Exercise requirements:
Only the text of the entries below should appear in your exact transcription; leave out every picture.

Data for processing:
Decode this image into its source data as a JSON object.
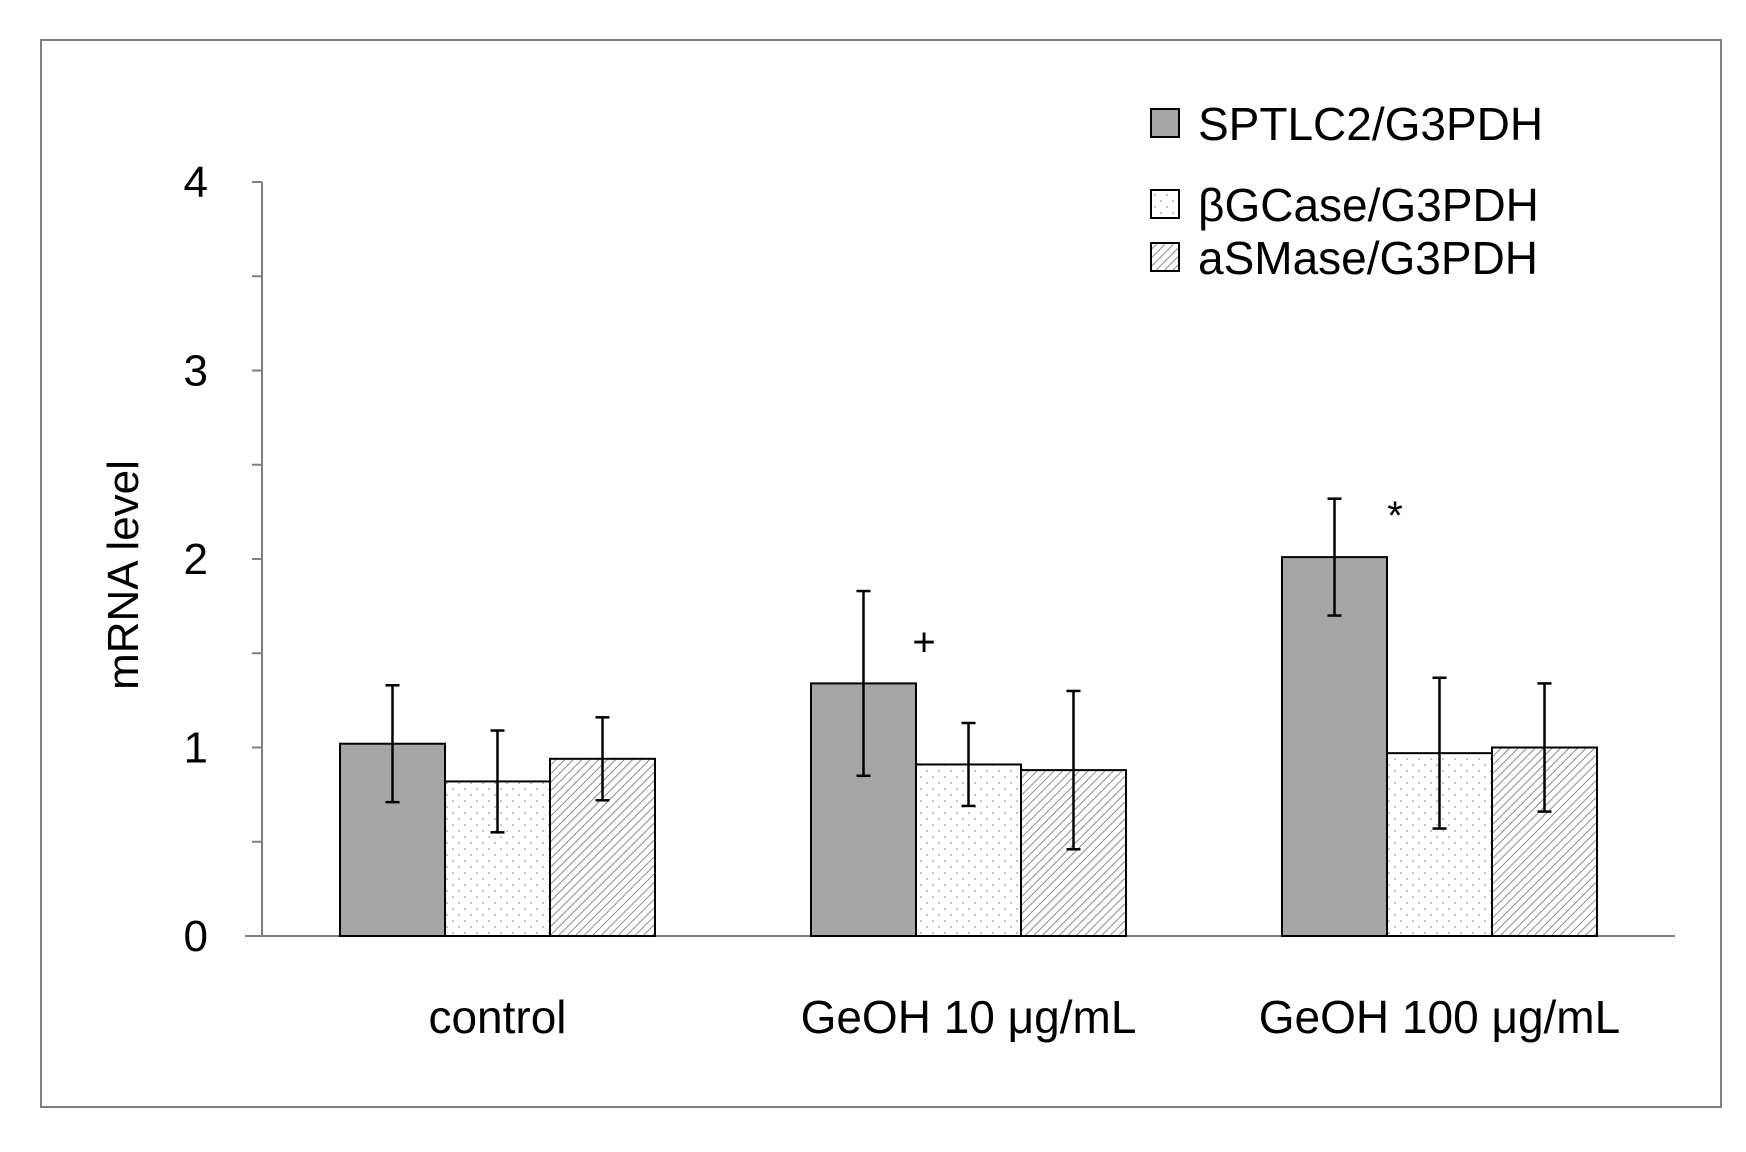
{
  "chart_data": {
    "type": "bar",
    "title": "",
    "xlabel": "",
    "ylabel": "mRNA level",
    "ylim": [
      0,
      4
    ],
    "yticks": [
      "0",
      "1",
      "2",
      "3",
      "4"
    ],
    "categories": [
      "control",
      "GeOH 10 μg/mL",
      "GeOH 100 μg/mL"
    ],
    "series": [
      {
        "name": "SPTLC2/G3PDH",
        "pattern": "solid-gray",
        "values": [
          1.02,
          1.34,
          2.01
        ],
        "errors": [
          0.31,
          0.49,
          0.31
        ]
      },
      {
        "name": "βGCase/G3PDH",
        "pattern": "dots",
        "values": [
          0.82,
          0.91,
          0.97
        ],
        "errors": [
          0.27,
          0.22,
          0.4
        ]
      },
      {
        "name": "aSMase/G3PDH",
        "pattern": "hatch",
        "values": [
          0.94,
          0.88,
          1.0
        ],
        "errors": [
          0.22,
          0.42,
          0.34
        ]
      }
    ],
    "annotations": [
      {
        "text": "+",
        "category": 1,
        "series": 0
      },
      {
        "text": "*",
        "category": 2,
        "series": 0
      }
    ],
    "legend_position": "top-right",
    "colors": {
      "solid": "#a6a6a6",
      "stroke": "#000000",
      "axis": "#7f7f7f",
      "frame": "#7f7f7f",
      "pattern": "#9a9a9a"
    }
  }
}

Output:
Decode this image into its source data as a JSON object.
{
  "chart_data": {
    "type": "bar",
    "title": "",
    "xlabel": "",
    "ylabel": "mRNA level",
    "ylim": [
      0,
      4
    ],
    "yticks": [
      "0",
      "1",
      "2",
      "3",
      "4"
    ],
    "categories": [
      "control",
      "GeOH 10 μg/mL",
      "GeOH 100 μg/mL"
    ],
    "series": [
      {
        "name": "SPTLC2/G3PDH",
        "pattern": "solid-gray",
        "values": [
          1.02,
          1.34,
          2.01
        ],
        "errors": [
          0.31,
          0.49,
          0.31
        ]
      },
      {
        "name": "βGCase/G3PDH",
        "pattern": "dots",
        "values": [
          0.82,
          0.91,
          0.97
        ],
        "errors": [
          0.27,
          0.22,
          0.4
        ]
      },
      {
        "name": "aSMase/G3PDH",
        "pattern": "hatch",
        "values": [
          0.94,
          0.88,
          1.0
        ],
        "errors": [
          0.22,
          0.42,
          0.34
        ]
      }
    ],
    "annotations": [
      {
        "text": "+",
        "category": 1,
        "series": 0
      },
      {
        "text": "*",
        "category": 2,
        "series": 0
      }
    ],
    "legend_position": "top-right",
    "colors": {
      "solid": "#a6a6a6",
      "stroke": "#000000",
      "axis": "#7f7f7f",
      "frame": "#7f7f7f",
      "pattern": "#9a9a9a"
    }
  }
}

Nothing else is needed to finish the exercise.